— START THE DATA —

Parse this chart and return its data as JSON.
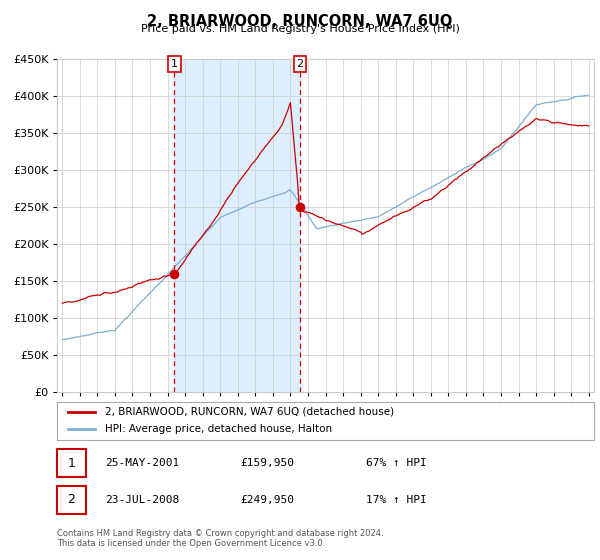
{
  "title": "2, BRIARWOOD, RUNCORN, WA7 6UQ",
  "subtitle": "Price paid vs. HM Land Registry's House Price Index (HPI)",
  "legend_line1": "2, BRIARWOOD, RUNCORN, WA7 6UQ (detached house)",
  "legend_line2": "HPI: Average price, detached house, Halton",
  "sale1_date": "25-MAY-2001",
  "sale1_price": "£159,950",
  "sale1_hpi": "67% ↑ HPI",
  "sale1_year": 2001.38,
  "sale1_value": 159950,
  "sale2_date": "23-JUL-2008",
  "sale2_price": "£249,950",
  "sale2_hpi": "17% ↑ HPI",
  "sale2_year": 2008.54,
  "sale2_value": 249950,
  "red_color": "#cc0000",
  "blue_color": "#7bafd4",
  "bg_shade_color": "#ddeeff",
  "ylim": [
    0,
    450000
  ],
  "xlim_start": 1994.7,
  "xlim_end": 2025.3,
  "footnote1": "Contains HM Land Registry data © Crown copyright and database right 2024.",
  "footnote2": "This data is licensed under the Open Government Licence v3.0."
}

— END THE DATA —

▶ **STATED EXERCISE**
Using the material above, set down every line exactly, but skip the pictures.

▶ **FULL RESPONSE**
Parse this chart and return its data as JSON.
{
  "title": "2, BRIARWOOD, RUNCORN, WA7 6UQ",
  "subtitle": "Price paid vs. HM Land Registry's House Price Index (HPI)",
  "legend_line1": "2, BRIARWOOD, RUNCORN, WA7 6UQ (detached house)",
  "legend_line2": "HPI: Average price, detached house, Halton",
  "sale1_date": "25-MAY-2001",
  "sale1_price": "£159,950",
  "sale1_hpi": "67% ↑ HPI",
  "sale1_year": 2001.38,
  "sale1_value": 159950,
  "sale2_date": "23-JUL-2008",
  "sale2_price": "£249,950",
  "sale2_hpi": "17% ↑ HPI",
  "sale2_year": 2008.54,
  "sale2_value": 249950,
  "red_color": "#cc0000",
  "blue_color": "#7bafd4",
  "bg_shade_color": "#ddeeff",
  "ylim": [
    0,
    450000
  ],
  "xlim_start": 1994.7,
  "xlim_end": 2025.3,
  "footnote1": "Contains HM Land Registry data © Crown copyright and database right 2024.",
  "footnote2": "This data is licensed under the Open Government Licence v3.0."
}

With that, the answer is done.